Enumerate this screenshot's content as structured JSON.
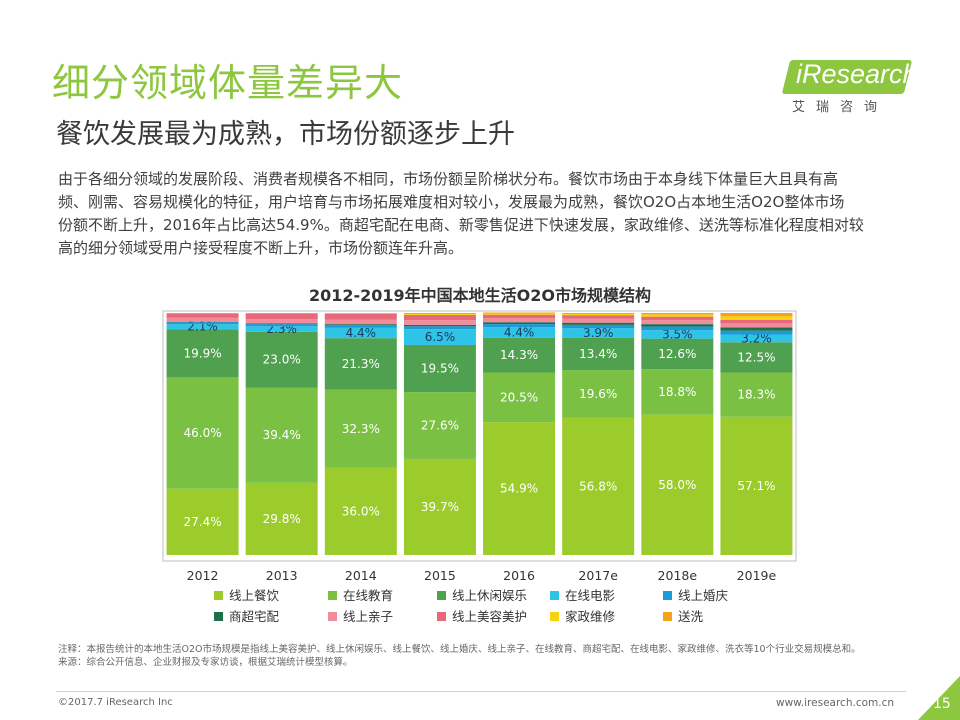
{
  "slide": {
    "title": "细分领域体量差异大",
    "subtitle": "餐饮发展最为成熟，市场份额逐步上升",
    "paragraph_lines": [
      "由于各细分领域的发展阶段、消费者规模各不相同，市场份额呈阶梯状分布。餐饮市场由于本身线下体量巨大且具有高",
      "频、刚需、容易规模化的特征，用户培育与市场拓展难度相对较小，发展最为成熟，餐饮O2O占本地生活O2O整体市场",
      "份额不断上升，2016年占比高达54.9%。商超宅配在电商、新零售促进下快速发展，家政维修、送洗等标准化程度相对较",
      "高的细分领域受用户接受程度不断上升，市场份额连年升高。"
    ],
    "logo_text": "iResearch",
    "logo_cn": "艾瑞咨询",
    "note": "注释：本报告统计的本地生活O2O市场规模是指线上美容美护、线上休闲娱乐、线上餐饮、线上婚庆、线上亲子、在线教育、商超宅配、在线电影、家政维修、洗衣等10个行业交易规模总和。",
    "source": "来源：综合公开信息、企业财报及专家访谈，根据艾瑞统计模型核算。",
    "copyright": "©2017.7 iResearch Inc",
    "website": "www.iresearch.com.cn",
    "page_number": "15"
  },
  "chart_data": {
    "type": "bar",
    "stacked": true,
    "title": "2012-2019年中国本地生活O2O市场规模结构",
    "categories": [
      "2012",
      "2013",
      "2014",
      "2015",
      "2016",
      "2017e",
      "2018e",
      "2019e"
    ],
    "ylim": [
      0,
      100
    ],
    "legend_position": "bottom",
    "series": [
      {
        "name": "线上餐饮",
        "color": "#9ccc2c",
        "values": [
          27.4,
          29.8,
          36.0,
          39.7,
          54.9,
          56.8,
          58.0,
          57.1
        ],
        "labels": [
          "27.4%",
          "29.8%",
          "36.0%",
          "39.7%",
          "54.9%",
          "56.8%",
          "58.0%",
          "57.1%"
        ]
      },
      {
        "name": "在线教育",
        "color": "#7ac143",
        "values": [
          46.0,
          39.4,
          32.3,
          27.6,
          20.5,
          19.6,
          18.8,
          18.3
        ],
        "labels": [
          "46.0%",
          "39.4%",
          "32.3%",
          "27.6%",
          "20.5%",
          "19.6%",
          "18.8%",
          "18.3%"
        ]
      },
      {
        "name": "线上休闲娱乐",
        "color": "#4fa04f",
        "values": [
          19.9,
          23.0,
          21.3,
          19.5,
          14.3,
          13.4,
          12.6,
          12.5
        ],
        "labels": [
          "19.9%",
          "23.0%",
          "21.3%",
          "19.5%",
          "14.3%",
          "13.4%",
          "12.6%",
          "12.5%"
        ]
      },
      {
        "name": "在线电影",
        "color": "#2ec4e8",
        "values": [
          2.1,
          2.3,
          4.4,
          6.5,
          4.4,
          3.9,
          3.5,
          3.2
        ],
        "labels": [
          "2.1%",
          "2.3%",
          "4.4%",
          "6.5%",
          "4.4%",
          "3.9%",
          "3.5%",
          "3.2%"
        ]
      },
      {
        "name": "线上婚庆",
        "color": "#1a9bd7",
        "values": [
          0.8,
          0.9,
          1.0,
          1.2,
          1.3,
          1.4,
          1.5,
          1.6
        ]
      },
      {
        "name": "商超宅配",
        "color": "#1f6f4a",
        "values": [
          0.2,
          0.3,
          0.4,
          0.6,
          0.8,
          0.9,
          1.0,
          1.3
        ]
      },
      {
        "name": "线上亲子",
        "color": "#f28c9c",
        "values": [
          1.6,
          1.8,
          1.9,
          1.9,
          1.6,
          1.6,
          1.6,
          1.7
        ]
      },
      {
        "name": "线上美容美护",
        "color": "#e66a7a",
        "values": [
          1.8,
          2.3,
          2.3,
          2.2,
          1.5,
          1.5,
          1.5,
          1.5
        ]
      },
      {
        "name": "家政维修",
        "color": "#f5d40f",
        "values": [
          0.1,
          0.1,
          0.2,
          0.4,
          0.4,
          0.5,
          0.9,
          1.4
        ]
      },
      {
        "name": "送洗",
        "color": "#f7a21b",
        "values": [
          0.1,
          0.1,
          0.2,
          0.4,
          0.5,
          0.4,
          0.6,
          1.4
        ]
      }
    ]
  }
}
***
Given problem:
Give back all entries exactly. No pictures belong in the copy.

Written answer:
Enumerate this screenshot's content as structured JSON.
{
  "slide": {
    "title": "细分领域体量差异大",
    "subtitle": "餐饮发展最为成熟，市场份额逐步上升",
    "paragraph_lines": [
      "由于各细分领域的发展阶段、消费者规模各不相同，市场份额呈阶梯状分布。餐饮市场由于本身线下体量巨大且具有高",
      "频、刚需、容易规模化的特征，用户培育与市场拓展难度相对较小，发展最为成熟，餐饮O2O占本地生活O2O整体市场",
      "份额不断上升，2016年占比高达54.9%。商超宅配在电商、新零售促进下快速发展，家政维修、送洗等标准化程度相对较",
      "高的细分领域受用户接受程度不断上升，市场份额连年升高。"
    ],
    "logo_text": "iResearch",
    "logo_cn": "艾瑞咨询",
    "note": "注释：本报告统计的本地生活O2O市场规模是指线上美容美护、线上休闲娱乐、线上餐饮、线上婚庆、线上亲子、在线教育、商超宅配、在线电影、家政维修、洗衣等10个行业交易规模总和。",
    "source": "来源：综合公开信息、企业财报及专家访谈，根据艾瑞统计模型核算。",
    "copyright": "©2017.7 iResearch Inc",
    "website": "www.iresearch.com.cn",
    "page_number": "15"
  },
  "chart_data": {
    "type": "bar",
    "stacked": true,
    "title": "2012-2019年中国本地生活O2O市场规模结构",
    "categories": [
      "2012",
      "2013",
      "2014",
      "2015",
      "2016",
      "2017e",
      "2018e",
      "2019e"
    ],
    "ylim": [
      0,
      100
    ],
    "legend_position": "bottom",
    "series": [
      {
        "name": "线上餐饮",
        "color": "#9ccc2c",
        "values": [
          27.4,
          29.8,
          36.0,
          39.7,
          54.9,
          56.8,
          58.0,
          57.1
        ],
        "labels": [
          "27.4%",
          "29.8%",
          "36.0%",
          "39.7%",
          "54.9%",
          "56.8%",
          "58.0%",
          "57.1%"
        ]
      },
      {
        "name": "在线教育",
        "color": "#7ac143",
        "values": [
          46.0,
          39.4,
          32.3,
          27.6,
          20.5,
          19.6,
          18.8,
          18.3
        ],
        "labels": [
          "46.0%",
          "39.4%",
          "32.3%",
          "27.6%",
          "20.5%",
          "19.6%",
          "18.8%",
          "18.3%"
        ]
      },
      {
        "name": "线上休闲娱乐",
        "color": "#4fa04f",
        "values": [
          19.9,
          23.0,
          21.3,
          19.5,
          14.3,
          13.4,
          12.6,
          12.5
        ],
        "labels": [
          "19.9%",
          "23.0%",
          "21.3%",
          "19.5%",
          "14.3%",
          "13.4%",
          "12.6%",
          "12.5%"
        ]
      },
      {
        "name": "在线电影",
        "color": "#2ec4e8",
        "values": [
          2.1,
          2.3,
          4.4,
          6.5,
          4.4,
          3.9,
          3.5,
          3.2
        ],
        "labels": [
          "2.1%",
          "2.3%",
          "4.4%",
          "6.5%",
          "4.4%",
          "3.9%",
          "3.5%",
          "3.2%"
        ]
      },
      {
        "name": "线上婚庆",
        "color": "#1a9bd7",
        "values": [
          0.8,
          0.9,
          1.0,
          1.2,
          1.3,
          1.4,
          1.5,
          1.6
        ]
      },
      {
        "name": "商超宅配",
        "color": "#1f6f4a",
        "values": [
          0.2,
          0.3,
          0.4,
          0.6,
          0.8,
          0.9,
          1.0,
          1.3
        ]
      },
      {
        "name": "线上亲子",
        "color": "#f28c9c",
        "values": [
          1.6,
          1.8,
          1.9,
          1.9,
          1.6,
          1.6,
          1.6,
          1.7
        ]
      },
      {
        "name": "线上美容美护",
        "color": "#e66a7a",
        "values": [
          1.8,
          2.3,
          2.3,
          2.2,
          1.5,
          1.5,
          1.5,
          1.5
        ]
      },
      {
        "name": "家政维修",
        "color": "#f5d40f",
        "values": [
          0.1,
          0.1,
          0.2,
          0.4,
          0.4,
          0.5,
          0.9,
          1.4
        ]
      },
      {
        "name": "送洗",
        "color": "#f7a21b",
        "values": [
          0.1,
          0.1,
          0.2,
          0.4,
          0.5,
          0.4,
          0.6,
          1.4
        ]
      }
    ]
  }
}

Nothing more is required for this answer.